**EXERCISE BRIEF**
Any pictures in the records below should be skipped; write out everything else exactly.

**PROVIDED RECORDS**
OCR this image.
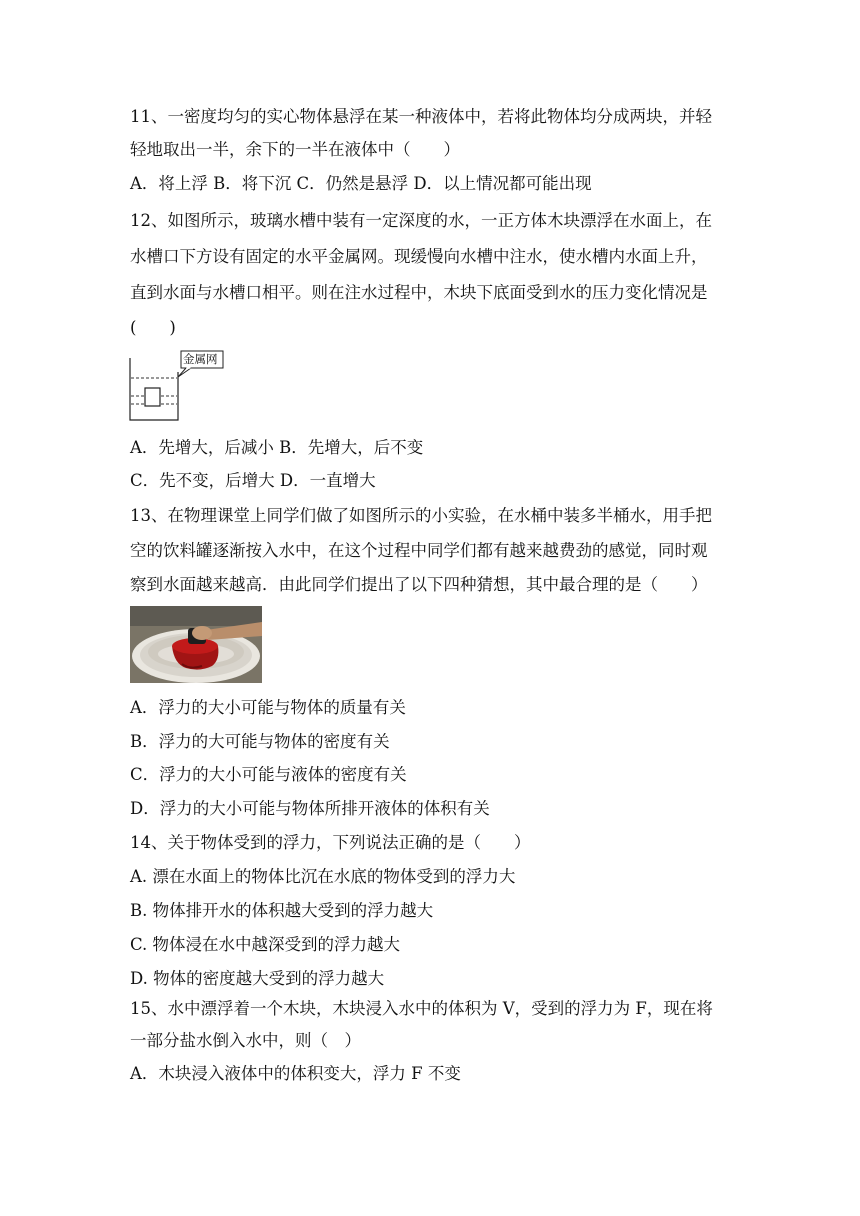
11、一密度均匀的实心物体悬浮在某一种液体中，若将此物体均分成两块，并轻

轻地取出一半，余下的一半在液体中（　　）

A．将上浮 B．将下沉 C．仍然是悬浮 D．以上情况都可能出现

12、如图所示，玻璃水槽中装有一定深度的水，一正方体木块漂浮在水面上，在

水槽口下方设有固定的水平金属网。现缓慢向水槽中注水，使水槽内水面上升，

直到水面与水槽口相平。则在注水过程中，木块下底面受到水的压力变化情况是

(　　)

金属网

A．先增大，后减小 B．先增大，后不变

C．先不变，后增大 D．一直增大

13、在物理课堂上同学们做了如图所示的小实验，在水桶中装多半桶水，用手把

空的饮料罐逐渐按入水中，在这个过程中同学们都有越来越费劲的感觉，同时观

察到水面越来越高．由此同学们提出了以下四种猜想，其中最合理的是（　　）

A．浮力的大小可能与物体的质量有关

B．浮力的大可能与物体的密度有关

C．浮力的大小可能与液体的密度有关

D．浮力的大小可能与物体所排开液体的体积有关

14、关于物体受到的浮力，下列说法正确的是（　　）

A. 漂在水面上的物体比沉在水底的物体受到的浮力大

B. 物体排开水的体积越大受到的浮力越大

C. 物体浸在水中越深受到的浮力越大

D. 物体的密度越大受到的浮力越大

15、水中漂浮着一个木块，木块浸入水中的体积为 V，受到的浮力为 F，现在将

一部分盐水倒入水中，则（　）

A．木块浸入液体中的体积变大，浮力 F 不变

**EXERCISE ANSWER**
OCR this image.
11、一密度均匀的实心物体悬浮在某一种液体中，若将此物体均分成两块，并轻

轻地取出一半，余下的一半在液体中（　　）

A．将上浮 B．将下沉 C．仍然是悬浮 D．以上情况都可能出现

12、如图所示，玻璃水槽中装有一定深度的水，一正方体木块漂浮在水面上，在

水槽口下方设有固定的水平金属网。现缓慢向水槽中注水，使水槽内水面上升，

直到水面与水槽口相平。则在注水过程中，木块下底面受到水的压力变化情况是

(　　)

金属网

A．先增大，后减小 B．先增大，后不变

C．先不变，后增大 D．一直增大

13、在物理课堂上同学们做了如图所示的小实验，在水桶中装多半桶水，用手把

空的饮料罐逐渐按入水中，在这个过程中同学们都有越来越费劲的感觉，同时观

察到水面越来越高．由此同学们提出了以下四种猜想，其中最合理的是（　　）

A．浮力的大小可能与物体的质量有关

B．浮力的大可能与物体的密度有关

C．浮力的大小可能与液体的密度有关

D．浮力的大小可能与物体所排开液体的体积有关

14、关于物体受到的浮力，下列说法正确的是（　　）

A. 漂在水面上的物体比沉在水底的物体受到的浮力大

B. 物体排开水的体积越大受到的浮力越大

C. 物体浸在水中越深受到的浮力越大

D. 物体的密度越大受到的浮力越大

15、水中漂浮着一个木块，木块浸入水中的体积为 V，受到的浮力为 F，现在将

一部分盐水倒入水中，则（　）

A．木块浸入液体中的体积变大，浮力 F 不变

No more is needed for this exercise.